(Element region listings)
[Begin]

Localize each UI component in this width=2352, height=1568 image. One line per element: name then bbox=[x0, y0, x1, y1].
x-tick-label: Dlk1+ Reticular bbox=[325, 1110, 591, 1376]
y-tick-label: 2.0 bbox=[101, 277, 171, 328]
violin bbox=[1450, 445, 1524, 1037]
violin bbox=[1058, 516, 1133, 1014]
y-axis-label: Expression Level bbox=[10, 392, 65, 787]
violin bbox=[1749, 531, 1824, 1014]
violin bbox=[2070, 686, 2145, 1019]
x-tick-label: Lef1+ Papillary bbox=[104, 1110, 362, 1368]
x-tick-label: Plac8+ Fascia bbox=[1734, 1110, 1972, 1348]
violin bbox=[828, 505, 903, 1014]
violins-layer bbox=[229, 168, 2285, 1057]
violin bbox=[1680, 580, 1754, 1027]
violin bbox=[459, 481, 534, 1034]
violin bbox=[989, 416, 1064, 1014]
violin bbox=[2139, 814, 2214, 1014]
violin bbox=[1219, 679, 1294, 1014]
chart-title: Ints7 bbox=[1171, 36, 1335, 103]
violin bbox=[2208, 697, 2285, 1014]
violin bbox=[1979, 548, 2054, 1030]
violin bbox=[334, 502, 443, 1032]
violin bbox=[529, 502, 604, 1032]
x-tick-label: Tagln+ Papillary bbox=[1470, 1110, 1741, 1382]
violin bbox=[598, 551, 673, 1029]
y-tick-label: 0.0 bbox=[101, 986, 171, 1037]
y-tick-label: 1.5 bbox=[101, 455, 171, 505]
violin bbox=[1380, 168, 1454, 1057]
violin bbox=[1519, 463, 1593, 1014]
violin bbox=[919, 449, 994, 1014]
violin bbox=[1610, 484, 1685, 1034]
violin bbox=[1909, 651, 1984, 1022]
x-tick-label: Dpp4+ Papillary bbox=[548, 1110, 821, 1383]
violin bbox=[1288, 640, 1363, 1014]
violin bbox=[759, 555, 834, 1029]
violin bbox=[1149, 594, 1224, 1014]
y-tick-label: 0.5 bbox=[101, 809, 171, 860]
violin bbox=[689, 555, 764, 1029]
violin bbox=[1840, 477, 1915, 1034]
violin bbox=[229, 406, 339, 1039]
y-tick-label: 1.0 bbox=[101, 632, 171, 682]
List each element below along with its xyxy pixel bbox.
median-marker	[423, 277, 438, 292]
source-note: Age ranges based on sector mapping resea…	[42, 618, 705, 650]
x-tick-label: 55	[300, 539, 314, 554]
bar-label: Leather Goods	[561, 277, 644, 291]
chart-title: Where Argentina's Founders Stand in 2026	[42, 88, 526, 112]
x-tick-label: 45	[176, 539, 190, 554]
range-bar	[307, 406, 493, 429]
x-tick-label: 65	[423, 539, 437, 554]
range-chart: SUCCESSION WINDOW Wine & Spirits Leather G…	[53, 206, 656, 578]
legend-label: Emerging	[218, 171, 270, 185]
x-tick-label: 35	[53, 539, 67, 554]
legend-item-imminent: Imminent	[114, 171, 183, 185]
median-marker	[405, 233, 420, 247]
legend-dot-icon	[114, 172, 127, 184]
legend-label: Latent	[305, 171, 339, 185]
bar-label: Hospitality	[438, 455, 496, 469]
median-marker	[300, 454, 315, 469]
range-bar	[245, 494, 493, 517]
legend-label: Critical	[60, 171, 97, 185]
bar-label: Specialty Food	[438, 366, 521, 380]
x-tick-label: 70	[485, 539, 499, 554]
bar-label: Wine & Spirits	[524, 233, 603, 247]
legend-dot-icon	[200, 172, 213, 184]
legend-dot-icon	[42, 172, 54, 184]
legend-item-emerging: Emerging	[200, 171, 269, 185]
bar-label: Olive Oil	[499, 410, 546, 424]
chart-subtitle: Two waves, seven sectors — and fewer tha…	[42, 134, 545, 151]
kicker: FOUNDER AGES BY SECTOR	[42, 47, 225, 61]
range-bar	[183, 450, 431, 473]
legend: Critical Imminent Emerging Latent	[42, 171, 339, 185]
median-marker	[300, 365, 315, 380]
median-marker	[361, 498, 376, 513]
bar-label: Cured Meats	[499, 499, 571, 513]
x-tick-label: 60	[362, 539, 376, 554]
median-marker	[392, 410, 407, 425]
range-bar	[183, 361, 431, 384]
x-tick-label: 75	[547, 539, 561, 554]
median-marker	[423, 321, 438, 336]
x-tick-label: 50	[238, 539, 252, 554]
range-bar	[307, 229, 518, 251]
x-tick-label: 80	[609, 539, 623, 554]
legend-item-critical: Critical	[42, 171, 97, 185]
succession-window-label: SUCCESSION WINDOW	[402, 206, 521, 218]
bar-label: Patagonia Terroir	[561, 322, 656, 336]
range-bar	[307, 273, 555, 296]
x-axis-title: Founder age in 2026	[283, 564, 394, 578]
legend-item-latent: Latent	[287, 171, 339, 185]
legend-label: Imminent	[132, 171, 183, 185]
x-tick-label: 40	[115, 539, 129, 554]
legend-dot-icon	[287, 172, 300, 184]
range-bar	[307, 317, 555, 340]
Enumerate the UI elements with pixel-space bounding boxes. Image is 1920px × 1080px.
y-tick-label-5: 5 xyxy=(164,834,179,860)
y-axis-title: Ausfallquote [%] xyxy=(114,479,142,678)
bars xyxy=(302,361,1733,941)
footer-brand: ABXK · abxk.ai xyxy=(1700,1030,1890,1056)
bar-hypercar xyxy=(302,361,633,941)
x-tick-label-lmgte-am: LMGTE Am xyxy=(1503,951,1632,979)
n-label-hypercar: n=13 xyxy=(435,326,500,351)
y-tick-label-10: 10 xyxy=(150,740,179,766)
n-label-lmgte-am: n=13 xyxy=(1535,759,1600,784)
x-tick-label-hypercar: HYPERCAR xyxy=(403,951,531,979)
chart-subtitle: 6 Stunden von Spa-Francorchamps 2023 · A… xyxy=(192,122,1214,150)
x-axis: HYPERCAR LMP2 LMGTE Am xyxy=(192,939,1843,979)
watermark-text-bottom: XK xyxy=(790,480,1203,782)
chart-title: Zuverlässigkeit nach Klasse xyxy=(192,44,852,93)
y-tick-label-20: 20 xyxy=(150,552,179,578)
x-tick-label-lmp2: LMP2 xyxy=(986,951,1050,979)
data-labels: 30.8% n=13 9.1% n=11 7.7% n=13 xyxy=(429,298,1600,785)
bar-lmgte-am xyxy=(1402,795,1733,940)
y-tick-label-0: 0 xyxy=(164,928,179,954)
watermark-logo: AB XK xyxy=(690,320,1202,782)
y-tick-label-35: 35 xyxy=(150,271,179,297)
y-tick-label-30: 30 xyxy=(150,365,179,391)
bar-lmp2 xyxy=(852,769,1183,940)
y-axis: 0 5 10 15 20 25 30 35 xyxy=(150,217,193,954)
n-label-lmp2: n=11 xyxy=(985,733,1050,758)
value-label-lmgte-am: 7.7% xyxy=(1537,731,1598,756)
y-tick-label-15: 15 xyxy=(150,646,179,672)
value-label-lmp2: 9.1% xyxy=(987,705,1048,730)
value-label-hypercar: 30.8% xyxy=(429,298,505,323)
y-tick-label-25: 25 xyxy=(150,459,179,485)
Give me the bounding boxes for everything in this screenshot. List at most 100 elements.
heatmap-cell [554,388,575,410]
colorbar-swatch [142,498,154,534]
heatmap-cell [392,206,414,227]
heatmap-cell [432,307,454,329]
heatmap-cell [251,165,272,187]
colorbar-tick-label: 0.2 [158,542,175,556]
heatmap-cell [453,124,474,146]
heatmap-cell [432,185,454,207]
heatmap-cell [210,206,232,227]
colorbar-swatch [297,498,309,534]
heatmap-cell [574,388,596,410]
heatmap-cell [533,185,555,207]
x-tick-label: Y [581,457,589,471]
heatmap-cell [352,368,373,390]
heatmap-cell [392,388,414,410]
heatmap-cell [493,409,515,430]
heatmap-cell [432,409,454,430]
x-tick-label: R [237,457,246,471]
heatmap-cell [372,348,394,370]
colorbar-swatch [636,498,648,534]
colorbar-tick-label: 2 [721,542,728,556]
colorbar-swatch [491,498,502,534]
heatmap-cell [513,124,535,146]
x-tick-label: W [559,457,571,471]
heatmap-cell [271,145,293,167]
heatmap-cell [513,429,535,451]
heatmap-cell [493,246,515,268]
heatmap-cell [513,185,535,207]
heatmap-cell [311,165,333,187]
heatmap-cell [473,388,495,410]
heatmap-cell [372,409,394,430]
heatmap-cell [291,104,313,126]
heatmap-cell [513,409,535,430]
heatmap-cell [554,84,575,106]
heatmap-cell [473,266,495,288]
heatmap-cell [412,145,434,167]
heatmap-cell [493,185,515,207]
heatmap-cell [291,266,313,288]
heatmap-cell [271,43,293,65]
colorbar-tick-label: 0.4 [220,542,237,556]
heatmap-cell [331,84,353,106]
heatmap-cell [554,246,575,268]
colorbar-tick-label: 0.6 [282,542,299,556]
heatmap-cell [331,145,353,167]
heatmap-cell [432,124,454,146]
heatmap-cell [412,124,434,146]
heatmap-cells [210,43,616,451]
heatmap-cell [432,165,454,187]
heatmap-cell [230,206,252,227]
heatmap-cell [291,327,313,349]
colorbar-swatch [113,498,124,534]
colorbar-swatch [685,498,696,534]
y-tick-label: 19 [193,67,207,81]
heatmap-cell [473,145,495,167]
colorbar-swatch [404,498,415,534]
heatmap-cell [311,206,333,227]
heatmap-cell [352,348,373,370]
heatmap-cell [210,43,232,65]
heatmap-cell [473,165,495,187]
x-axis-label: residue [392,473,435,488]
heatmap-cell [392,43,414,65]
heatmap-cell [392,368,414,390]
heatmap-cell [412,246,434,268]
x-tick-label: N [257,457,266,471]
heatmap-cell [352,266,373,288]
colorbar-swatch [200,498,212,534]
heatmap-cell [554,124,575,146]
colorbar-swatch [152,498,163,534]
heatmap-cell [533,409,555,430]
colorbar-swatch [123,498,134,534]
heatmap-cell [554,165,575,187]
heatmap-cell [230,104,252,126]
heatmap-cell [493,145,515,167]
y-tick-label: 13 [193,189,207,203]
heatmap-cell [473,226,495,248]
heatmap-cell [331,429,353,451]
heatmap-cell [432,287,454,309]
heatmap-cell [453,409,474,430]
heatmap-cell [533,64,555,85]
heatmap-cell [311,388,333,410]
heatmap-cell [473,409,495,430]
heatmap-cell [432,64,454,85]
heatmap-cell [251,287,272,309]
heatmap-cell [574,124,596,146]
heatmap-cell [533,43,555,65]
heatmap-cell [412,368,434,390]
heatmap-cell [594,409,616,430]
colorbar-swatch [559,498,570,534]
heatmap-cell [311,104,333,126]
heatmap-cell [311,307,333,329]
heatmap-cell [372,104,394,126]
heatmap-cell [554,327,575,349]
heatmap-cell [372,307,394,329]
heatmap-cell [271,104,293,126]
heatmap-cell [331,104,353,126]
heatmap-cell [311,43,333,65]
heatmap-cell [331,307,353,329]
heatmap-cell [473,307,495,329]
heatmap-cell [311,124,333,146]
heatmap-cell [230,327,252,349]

[End]

• **DIRECTIVE**:
Could you copy out the rows word for word, from the very first one through the line that contains "violin bbox=[1058, 516, 1133, 1014]", with both ends included?

• **PROBLEM SOLUTION**:
Localize each UI component in this width=2352, height=1568 image. One line per element: name then bbox=[x0, y0, x1, y1].
x-tick-label: Dlk1+ Reticular bbox=[325, 1110, 591, 1376]
y-tick-label: 2.0 bbox=[101, 277, 171, 328]
violin bbox=[1450, 445, 1524, 1037]
violin bbox=[1058, 516, 1133, 1014]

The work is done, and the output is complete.